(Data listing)
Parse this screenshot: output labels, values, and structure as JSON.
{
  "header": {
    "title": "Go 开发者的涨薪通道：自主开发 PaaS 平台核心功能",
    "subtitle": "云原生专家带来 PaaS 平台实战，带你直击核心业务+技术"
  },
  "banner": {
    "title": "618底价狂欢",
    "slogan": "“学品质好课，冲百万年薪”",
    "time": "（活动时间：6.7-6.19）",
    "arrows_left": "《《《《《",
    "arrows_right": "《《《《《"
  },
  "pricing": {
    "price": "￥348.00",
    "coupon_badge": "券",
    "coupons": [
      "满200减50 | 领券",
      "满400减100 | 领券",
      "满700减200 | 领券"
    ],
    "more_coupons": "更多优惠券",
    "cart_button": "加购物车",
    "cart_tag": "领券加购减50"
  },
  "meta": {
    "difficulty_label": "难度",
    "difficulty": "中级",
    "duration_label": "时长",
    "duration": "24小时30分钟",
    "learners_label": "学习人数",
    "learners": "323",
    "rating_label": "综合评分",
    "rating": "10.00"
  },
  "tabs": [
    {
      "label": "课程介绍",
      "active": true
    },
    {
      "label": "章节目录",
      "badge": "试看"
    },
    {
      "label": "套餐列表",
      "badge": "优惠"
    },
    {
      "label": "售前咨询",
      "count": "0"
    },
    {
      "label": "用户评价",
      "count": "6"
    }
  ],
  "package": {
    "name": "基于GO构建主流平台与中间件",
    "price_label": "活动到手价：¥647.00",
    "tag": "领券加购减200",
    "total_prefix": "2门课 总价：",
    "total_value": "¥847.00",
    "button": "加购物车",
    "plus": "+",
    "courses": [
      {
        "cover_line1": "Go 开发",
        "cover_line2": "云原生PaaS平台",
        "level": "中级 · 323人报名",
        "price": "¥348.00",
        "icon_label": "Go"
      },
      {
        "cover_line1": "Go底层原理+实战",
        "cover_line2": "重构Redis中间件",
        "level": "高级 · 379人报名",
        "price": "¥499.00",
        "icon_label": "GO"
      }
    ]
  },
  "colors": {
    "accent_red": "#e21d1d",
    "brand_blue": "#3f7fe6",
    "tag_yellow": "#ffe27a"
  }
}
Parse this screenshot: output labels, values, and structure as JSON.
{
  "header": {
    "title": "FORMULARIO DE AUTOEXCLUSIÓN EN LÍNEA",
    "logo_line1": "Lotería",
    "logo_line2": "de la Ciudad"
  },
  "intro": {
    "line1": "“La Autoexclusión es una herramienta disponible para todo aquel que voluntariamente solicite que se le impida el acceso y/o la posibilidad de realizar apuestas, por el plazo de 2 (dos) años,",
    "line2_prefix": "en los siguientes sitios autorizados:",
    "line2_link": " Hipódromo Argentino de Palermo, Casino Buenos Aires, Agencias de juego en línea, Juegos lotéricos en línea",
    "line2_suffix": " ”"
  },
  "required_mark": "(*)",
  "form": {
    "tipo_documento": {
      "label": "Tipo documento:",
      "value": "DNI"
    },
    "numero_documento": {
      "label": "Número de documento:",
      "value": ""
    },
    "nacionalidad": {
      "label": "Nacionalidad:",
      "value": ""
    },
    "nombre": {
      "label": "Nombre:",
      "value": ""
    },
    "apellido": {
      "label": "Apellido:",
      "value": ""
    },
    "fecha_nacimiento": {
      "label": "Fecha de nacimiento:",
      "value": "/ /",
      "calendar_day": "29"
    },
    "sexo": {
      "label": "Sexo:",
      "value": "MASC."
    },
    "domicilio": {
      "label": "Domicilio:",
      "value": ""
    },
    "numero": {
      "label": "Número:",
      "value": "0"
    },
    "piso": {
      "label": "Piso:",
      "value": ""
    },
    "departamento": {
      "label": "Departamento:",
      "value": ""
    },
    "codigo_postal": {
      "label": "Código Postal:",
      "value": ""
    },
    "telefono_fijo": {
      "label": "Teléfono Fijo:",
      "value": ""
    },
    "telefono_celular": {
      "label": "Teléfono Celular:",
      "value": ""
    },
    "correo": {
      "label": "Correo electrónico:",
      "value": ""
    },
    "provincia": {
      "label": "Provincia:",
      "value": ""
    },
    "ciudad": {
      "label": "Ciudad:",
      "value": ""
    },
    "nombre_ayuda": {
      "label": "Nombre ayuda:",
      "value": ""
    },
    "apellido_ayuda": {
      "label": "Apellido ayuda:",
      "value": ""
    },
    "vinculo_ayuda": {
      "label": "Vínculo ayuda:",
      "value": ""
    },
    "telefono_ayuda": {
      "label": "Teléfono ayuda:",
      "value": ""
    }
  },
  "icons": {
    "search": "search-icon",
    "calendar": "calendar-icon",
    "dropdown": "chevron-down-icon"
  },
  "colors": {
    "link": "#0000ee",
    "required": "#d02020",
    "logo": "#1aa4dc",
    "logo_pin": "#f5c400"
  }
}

■ **WHAT TO PRODUCE**:
Type the material above out again, exactly.

■ **RESULT**:
Parse this screenshot: output labels, values, and structure as JSON.
{
  "header": {
    "title": "Go 开发者的涨薪通道：自主开发 PaaS 平台核心功能",
    "subtitle": "云原生专家带来 PaaS 平台实战，带你直击核心业务+技术"
  },
  "banner": {
    "title": "618底价狂欢",
    "slogan": "“学品质好课，冲百万年薪”",
    "time": "（活动时间：6.7-6.19）",
    "arrows_left": "《《《《《",
    "arrows_right": "《《《《《"
  },
  "pricing": {
    "price": "￥348.00",
    "coupon_badge": "券",
    "coupons": [
      "满200减50 | 领券",
      "满400减100 | 领券",
      "满700减200 | 领券"
    ],
    "more_coupons": "更多优惠券",
    "cart_button": "加购物车",
    "cart_tag": "领券加购减50"
  },
  "meta": {
    "difficulty_label": "难度",
    "difficulty": "中级",
    "duration_label": "时长",
    "duration": "24小时30分钟",
    "learners_label": "学习人数",
    "learners": "323",
    "rating_label": "综合评分",
    "rating": "10.00"
  },
  "tabs": [
    {
      "label": "课程介绍",
      "active": true
    },
    {
      "label": "章节目录",
      "badge": "试看"
    },
    {
      "label": "套餐列表",
      "badge": "优惠"
    },
    {
      "label": "售前咨询",
      "count": "0"
    },
    {
      "label": "用户评价",
      "count": "6"
    }
  ],
  "package": {
    "name": "基于GO构建主流平台与中间件",
    "price_label": "活动到手价：¥647.00",
    "tag": "领券加购减200",
    "total_prefix": "2门课 总价：",
    "total_value": "¥847.00",
    "button": "加购物车",
    "plus": "+",
    "courses": [
      {
        "cover_line1": "Go 开发",
        "cover_line2": "云原生PaaS平台",
        "level": "中级 · 323人报名",
        "price": "¥348.00",
        "icon_label": "Go"
      },
      {
        "cover_line1": "Go底层原理+实战",
        "cover_line2": "重构Redis中间件",
        "level": "高级 · 379人报名",
        "price": "¥499.00",
        "icon_label": "GO"
      }
    ]
  },
  "colors": {
    "accent_red": "#e21d1d",
    "brand_blue": "#3f7fe6",
    "tag_yellow": "#ffe27a"
  }
}
Parse this screenshot: output labels, values, and structure as JSON.
{
  "header": {
    "title": "FORMULARIO DE AUTOEXCLUSIÓN EN LÍNEA",
    "logo_line1": "Lotería",
    "logo_line2": "de la Ciudad"
  },
  "intro": {
    "line1": "“La Autoexclusión es una herramienta disponible para todo aquel que voluntariamente solicite que se le impida el acceso y/o la posibilidad de realizar apuestas, por el plazo de 2 (dos) años,",
    "line2_prefix": "en los siguientes sitios autorizados:",
    "line2_link": " Hipódromo Argentino de Palermo, Casino Buenos Aires, Agencias de juego en línea, Juegos lotéricos en línea",
    "line2_suffix": " ”"
  },
  "required_mark": "(*)",
  "form": {
    "tipo_documento": {
      "label": "Tipo documento:",
      "value": "DNI"
    },
    "numero_documento": {
      "label": "Número de documento:",
      "value": ""
    },
    "nacionalidad": {
      "label": "Nacionalidad:",
      "value": ""
    },
    "nombre": {
      "label": "Nombre:",
      "value": ""
    },
    "apellido": {
      "label": "Apellido:",
      "value": ""
    },
    "fecha_nacimiento": {
      "label": "Fecha de nacimiento:",
      "value": "/ /",
      "calendar_day": "29"
    },
    "sexo": {
      "label": "Sexo:",
      "value": "MASC."
    },
    "domicilio": {
      "label": "Domicilio:",
      "value": ""
    },
    "numero": {
      "label": "Número:",
      "value": "0"
    },
    "piso": {
      "label": "Piso:",
      "value": ""
    },
    "departamento": {
      "label": "Departamento:",
      "value": ""
    },
    "codigo_postal": {
      "label": "Código Postal:",
      "value": ""
    },
    "telefono_fijo": {
      "label": "Teléfono Fijo:",
      "value": ""
    },
    "telefono_celular": {
      "label": "Teléfono Celular:",
      "value": ""
    },
    "correo": {
      "label": "Correo electrónico:",
      "value": ""
    },
    "provincia": {
      "label": "Provincia:",
      "value": ""
    },
    "ciudad": {
      "label": "Ciudad:",
      "value": ""
    },
    "nombre_ayuda": {
      "label": "Nombre ayuda:",
      "value": ""
    },
    "apellido_ayuda": {
      "label": "Apellido ayuda:",
      "value": ""
    },
    "vinculo_ayuda": {
      "label": "Vínculo ayuda:",
      "value": ""
    },
    "telefono_ayuda": {
      "label": "Teléfono ayuda:",
      "value": ""
    }
  },
  "icons": {
    "search": "search-icon",
    "calendar": "calendar-icon",
    "dropdown": "chevron-down-icon"
  },
  "colors": {
    "link": "#0000ee",
    "required": "#d02020",
    "logo": "#1aa4dc",
    "logo_pin": "#f5c400"
  }
}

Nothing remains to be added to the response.